From the entries below, please gather each line containing the string "amplitude".

===============

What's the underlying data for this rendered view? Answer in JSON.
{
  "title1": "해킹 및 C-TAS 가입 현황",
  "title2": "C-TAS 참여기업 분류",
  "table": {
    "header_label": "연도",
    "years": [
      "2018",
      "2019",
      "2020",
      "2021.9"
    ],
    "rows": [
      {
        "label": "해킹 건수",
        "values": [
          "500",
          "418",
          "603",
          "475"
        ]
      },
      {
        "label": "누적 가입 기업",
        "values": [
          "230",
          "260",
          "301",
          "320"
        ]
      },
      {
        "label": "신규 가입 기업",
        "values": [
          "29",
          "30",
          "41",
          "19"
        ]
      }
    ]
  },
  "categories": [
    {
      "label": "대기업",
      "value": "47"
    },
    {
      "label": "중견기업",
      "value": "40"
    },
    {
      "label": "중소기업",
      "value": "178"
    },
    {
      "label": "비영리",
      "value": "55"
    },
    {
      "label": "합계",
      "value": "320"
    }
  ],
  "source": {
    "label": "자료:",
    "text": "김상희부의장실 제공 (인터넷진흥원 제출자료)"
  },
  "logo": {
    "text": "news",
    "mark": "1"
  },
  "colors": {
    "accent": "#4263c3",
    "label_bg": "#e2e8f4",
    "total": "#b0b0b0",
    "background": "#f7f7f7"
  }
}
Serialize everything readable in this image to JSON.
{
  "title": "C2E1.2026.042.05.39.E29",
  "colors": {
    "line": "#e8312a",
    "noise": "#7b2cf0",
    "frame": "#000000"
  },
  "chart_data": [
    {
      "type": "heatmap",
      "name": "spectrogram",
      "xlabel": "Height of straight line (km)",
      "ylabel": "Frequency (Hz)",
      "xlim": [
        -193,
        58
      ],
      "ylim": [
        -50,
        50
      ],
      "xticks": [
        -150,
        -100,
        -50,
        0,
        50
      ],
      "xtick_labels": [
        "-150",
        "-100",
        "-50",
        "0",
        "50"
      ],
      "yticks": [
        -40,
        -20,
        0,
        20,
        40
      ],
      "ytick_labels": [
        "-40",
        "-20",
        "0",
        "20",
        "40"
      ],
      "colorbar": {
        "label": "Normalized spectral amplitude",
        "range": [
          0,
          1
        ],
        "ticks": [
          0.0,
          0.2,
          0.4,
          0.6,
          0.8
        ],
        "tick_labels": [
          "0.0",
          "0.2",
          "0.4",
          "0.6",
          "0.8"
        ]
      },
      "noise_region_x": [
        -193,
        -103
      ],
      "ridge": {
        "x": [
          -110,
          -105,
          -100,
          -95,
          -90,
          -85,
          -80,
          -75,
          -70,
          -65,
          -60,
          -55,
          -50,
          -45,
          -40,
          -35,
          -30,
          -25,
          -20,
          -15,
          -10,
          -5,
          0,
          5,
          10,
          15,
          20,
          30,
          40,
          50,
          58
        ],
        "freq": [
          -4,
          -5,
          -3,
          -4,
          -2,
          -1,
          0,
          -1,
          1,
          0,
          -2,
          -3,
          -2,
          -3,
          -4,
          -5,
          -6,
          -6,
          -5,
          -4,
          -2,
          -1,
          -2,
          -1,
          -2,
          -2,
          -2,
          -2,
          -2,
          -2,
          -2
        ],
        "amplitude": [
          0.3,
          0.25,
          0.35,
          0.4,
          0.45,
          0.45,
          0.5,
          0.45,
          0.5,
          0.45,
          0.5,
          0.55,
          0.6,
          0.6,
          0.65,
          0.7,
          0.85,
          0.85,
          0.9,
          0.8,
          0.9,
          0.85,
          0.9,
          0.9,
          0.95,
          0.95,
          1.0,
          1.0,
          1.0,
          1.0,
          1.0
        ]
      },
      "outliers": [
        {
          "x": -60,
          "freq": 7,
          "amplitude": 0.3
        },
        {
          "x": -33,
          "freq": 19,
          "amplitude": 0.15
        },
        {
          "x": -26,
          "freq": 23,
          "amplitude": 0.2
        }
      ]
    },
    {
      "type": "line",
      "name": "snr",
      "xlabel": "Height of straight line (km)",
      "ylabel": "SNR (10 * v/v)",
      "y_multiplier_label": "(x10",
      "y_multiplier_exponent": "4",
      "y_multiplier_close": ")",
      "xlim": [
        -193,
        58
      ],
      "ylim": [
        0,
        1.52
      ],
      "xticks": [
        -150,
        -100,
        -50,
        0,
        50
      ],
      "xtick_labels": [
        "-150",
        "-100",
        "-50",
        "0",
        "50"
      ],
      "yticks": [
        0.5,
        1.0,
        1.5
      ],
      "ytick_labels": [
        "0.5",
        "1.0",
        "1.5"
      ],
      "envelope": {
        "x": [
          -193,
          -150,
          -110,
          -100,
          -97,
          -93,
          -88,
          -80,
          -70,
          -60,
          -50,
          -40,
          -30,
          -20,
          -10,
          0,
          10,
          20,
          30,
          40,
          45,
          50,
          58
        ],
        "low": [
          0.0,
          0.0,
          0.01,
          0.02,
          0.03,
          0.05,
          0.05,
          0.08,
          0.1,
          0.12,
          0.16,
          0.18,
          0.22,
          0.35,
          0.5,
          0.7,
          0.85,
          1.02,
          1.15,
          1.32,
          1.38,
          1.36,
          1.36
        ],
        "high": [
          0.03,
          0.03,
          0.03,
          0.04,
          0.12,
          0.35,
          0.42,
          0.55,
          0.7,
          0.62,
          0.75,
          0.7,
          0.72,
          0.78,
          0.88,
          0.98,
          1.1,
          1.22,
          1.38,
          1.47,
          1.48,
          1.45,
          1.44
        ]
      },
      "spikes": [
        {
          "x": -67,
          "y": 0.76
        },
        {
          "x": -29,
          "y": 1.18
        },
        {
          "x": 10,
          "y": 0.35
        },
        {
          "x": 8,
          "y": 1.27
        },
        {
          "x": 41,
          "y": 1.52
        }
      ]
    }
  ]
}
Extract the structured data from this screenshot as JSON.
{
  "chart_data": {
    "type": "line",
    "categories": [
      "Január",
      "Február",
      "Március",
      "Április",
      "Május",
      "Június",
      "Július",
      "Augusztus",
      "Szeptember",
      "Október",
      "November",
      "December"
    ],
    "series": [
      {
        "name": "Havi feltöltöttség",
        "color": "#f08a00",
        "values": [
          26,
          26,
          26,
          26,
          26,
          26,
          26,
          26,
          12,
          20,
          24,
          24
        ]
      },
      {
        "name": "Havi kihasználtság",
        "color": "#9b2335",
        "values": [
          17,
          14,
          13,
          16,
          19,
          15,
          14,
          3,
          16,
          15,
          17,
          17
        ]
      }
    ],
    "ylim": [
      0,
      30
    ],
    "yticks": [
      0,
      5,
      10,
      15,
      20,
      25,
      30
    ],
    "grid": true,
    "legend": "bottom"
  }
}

===============

EXERCISE RESPONSE>
        "label": "Normalized spectral amplitude",
        "amplitude": [
          "amplitude": 0.3
          "amplitude": 0.15
          "amplitude": 0.2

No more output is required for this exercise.